TASK INSTRUCTIONS:
Write out every line of the material as it stands, apart from the pictures.

INPUT FOR THIS TASK:
┄┄┄┄┄┄
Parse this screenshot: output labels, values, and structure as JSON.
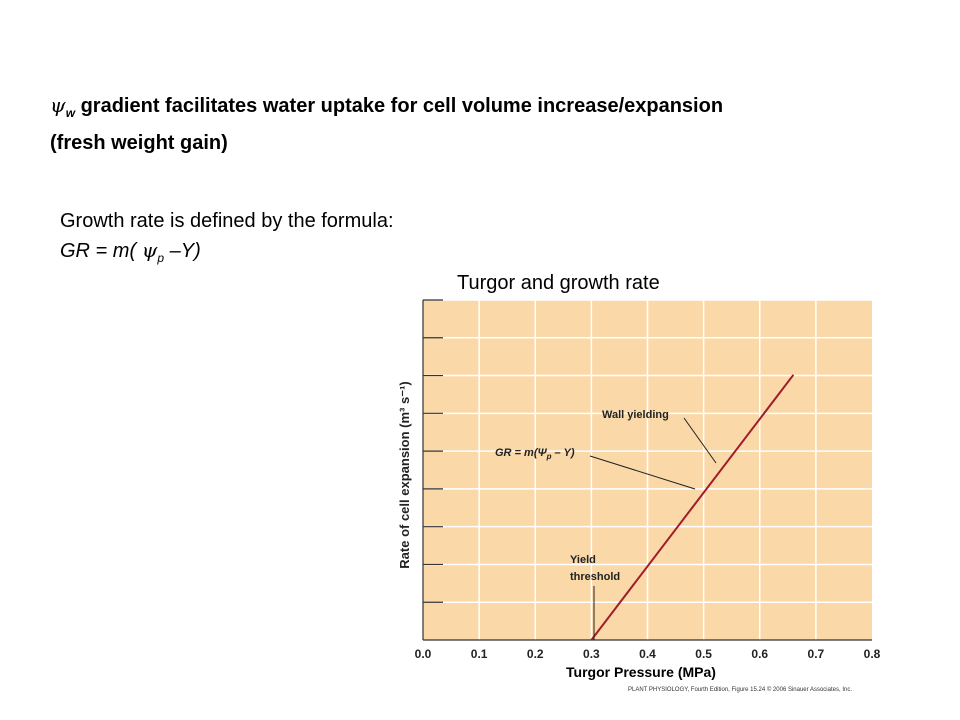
{
  "headline": {
    "symbol": "ψ",
    "subscript": "w",
    "line1_text": " gradient facilitates water uptake for cell volume  increase/expansion",
    "line2_text": "(fresh weight gain)"
  },
  "formula_block": {
    "intro": "Growth rate is defined by the formula:",
    "formula_prefix": "GR = m(",
    "psi": "ψ",
    "psi_sub": "p",
    "formula_suffix": " –Y)"
  },
  "chart_title": "Turgor and growth rate",
  "chart_data": {
    "type": "line",
    "xlabel": "Turgor Pressure (MPa)",
    "ylabel": "Rate of cell expansion (m³ s⁻¹)",
    "xlim": [
      0.0,
      0.8
    ],
    "x_ticks": [
      "0.0",
      "0.1",
      "0.2",
      "0.3",
      "0.4",
      "0.5",
      "0.6",
      "0.7",
      "0.8"
    ],
    "y_ticks_labeled": false,
    "y_tick_count": 9,
    "grid": true,
    "background_color": "#fad8a8",
    "grid_color": "#ffffff",
    "line_color": "#a01c2c",
    "series": [
      {
        "x": [
          0.3,
          0.66
        ],
        "y": [
          0,
          1
        ]
      }
    ],
    "annotations": {
      "wall_yielding": "Wall yielding",
      "equation_prefix": "GR = m(Ψ",
      "equation_sub": "p",
      "equation_suffix": " – Y)",
      "yield_line1": "Yield",
      "yield_line2": "threshold"
    },
    "credit": "PLANT PHYSIOLOGY, Fourth Edition, Figure 15.24 © 2006 Sinauer Associates, Inc."
  }
}
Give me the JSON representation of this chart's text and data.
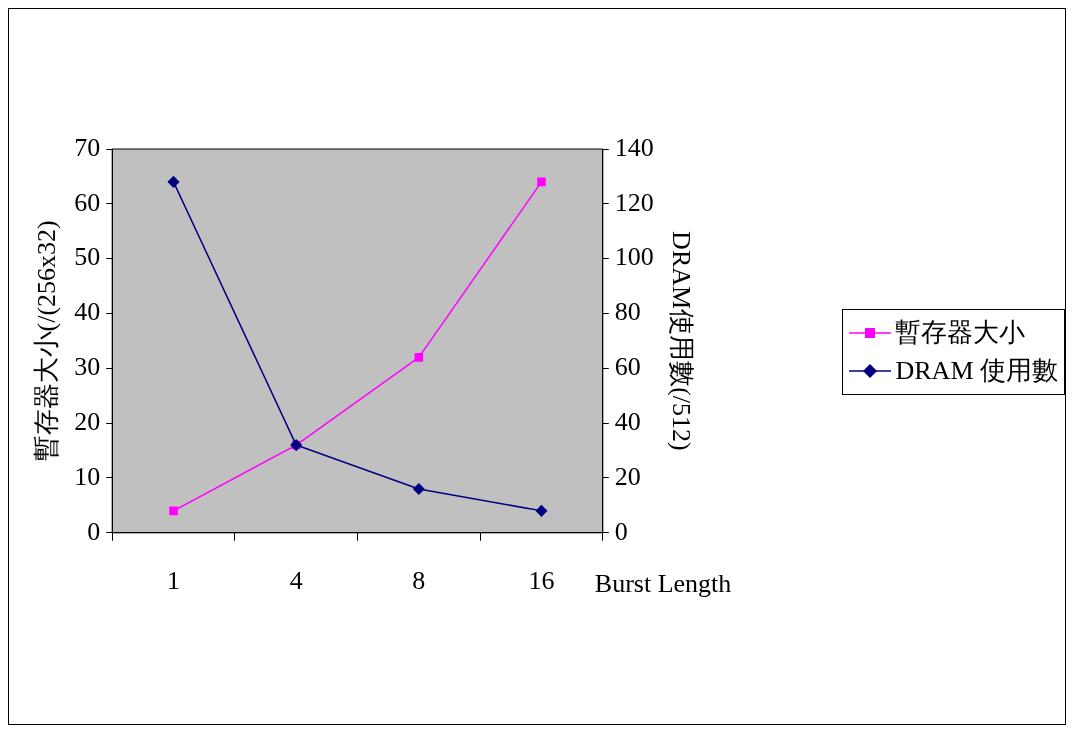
{
  "chart_data": {
    "type": "line",
    "categories": [
      "1",
      "4",
      "8",
      "16"
    ],
    "xlabel": "Burst Length",
    "ylabel": "暫存器大小(/(256x32)",
    "y2label": "DRAM使用數(/512)",
    "series": [
      {
        "name": "暫存器大小",
        "color": "#ff00ff",
        "values": [
          4,
          16,
          32,
          64
        ],
        "marker": "square"
      },
      {
        "name": "DRAM 使用數",
        "color": "#000080",
        "values": [
          128,
          32,
          16,
          8
        ],
        "axis": "y2",
        "marker": "diamond"
      }
    ],
    "ylim": [
      0,
      70
    ],
    "yticks": [
      0,
      10,
      20,
      30,
      40,
      50,
      60,
      70
    ],
    "y2lim": [
      0,
      140
    ],
    "y2ticks": [
      0,
      20,
      40,
      60,
      80,
      100,
      120,
      140
    ],
    "grid": false,
    "legend": "right",
    "line_style": "solid"
  }
}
┄┄┄┄┄┄
FULL ANSWER:
Parse this screenshot: output labels, values, and structure as JSON.
{
  "headline": {
    "symbol": "ψ",
    "subscript": "w",
    "line1_text": " gradient facilitates water uptake for cell volume  increase/expansion",
    "line2_text": "(fresh weight gain)"
  },
  "formula_block": {
    "intro": "Growth rate is defined by the formula:",
    "formula_prefix": "GR = m(",
    "psi": "ψ",
    "psi_sub": "p",
    "formula_suffix": " –Y)"
  },
  "chart_title": "Turgor and growth rate",
  "chart_data": {
    "type": "line",
    "xlabel": "Turgor Pressure (MPa)",
    "ylabel": "Rate of cell expansion (m³ s⁻¹)",
    "xlim": [
      0.0,
      0.8
    ],
    "x_ticks": [
      "0.0",
      "0.1",
      "0.2",
      "0.3",
      "0.4",
      "0.5",
      "0.6",
      "0.7",
      "0.8"
    ],
    "y_ticks_labeled": false,
    "y_tick_count": 9,
    "grid": true,
    "background_color": "#fad8a8",
    "grid_color": "#ffffff",
    "line_color": "#a01c2c",
    "series": [
      {
        "x": [
          0.3,
          0.66
        ],
        "y": [
          0,
          1
        ]
      }
    ],
    "annotations": {
      "wall_yielding": "Wall yielding",
      "equation_prefix": "GR = m(Ψ",
      "equation_sub": "p",
      "equation_suffix": " – Y)",
      "yield_line1": "Yield",
      "yield_line2": "threshold"
    },
    "credit": "PLANT PHYSIOLOGY, Fourth Edition, Figure 15.24 © 2006 Sinauer Associates, Inc."
  }
}
Give me the JSON representation of this chart's text and data.
{
  "chart_data": {
    "type": "line",
    "categories": [
      "1",
      "4",
      "8",
      "16"
    ],
    "xlabel": "Burst Length",
    "ylabel": "暫存器大小(/(256x32)",
    "y2label": "DRAM使用數(/512)",
    "series": [
      {
        "name": "暫存器大小",
        "color": "#ff00ff",
        "values": [
          4,
          16,
          32,
          64
        ],
        "marker": "square"
      },
      {
        "name": "DRAM 使用數",
        "color": "#000080",
        "values": [
          128,
          32,
          16,
          8
        ],
        "axis": "y2",
        "marker": "diamond"
      }
    ],
    "ylim": [
      0,
      70
    ],
    "yticks": [
      0,
      10,
      20,
      30,
      40,
      50,
      60,
      70
    ],
    "y2lim": [
      0,
      140
    ],
    "y2ticks": [
      0,
      20,
      40,
      60,
      80,
      100,
      120,
      140
    ],
    "grid": false,
    "legend": "right",
    "line_style": "solid"
  }
}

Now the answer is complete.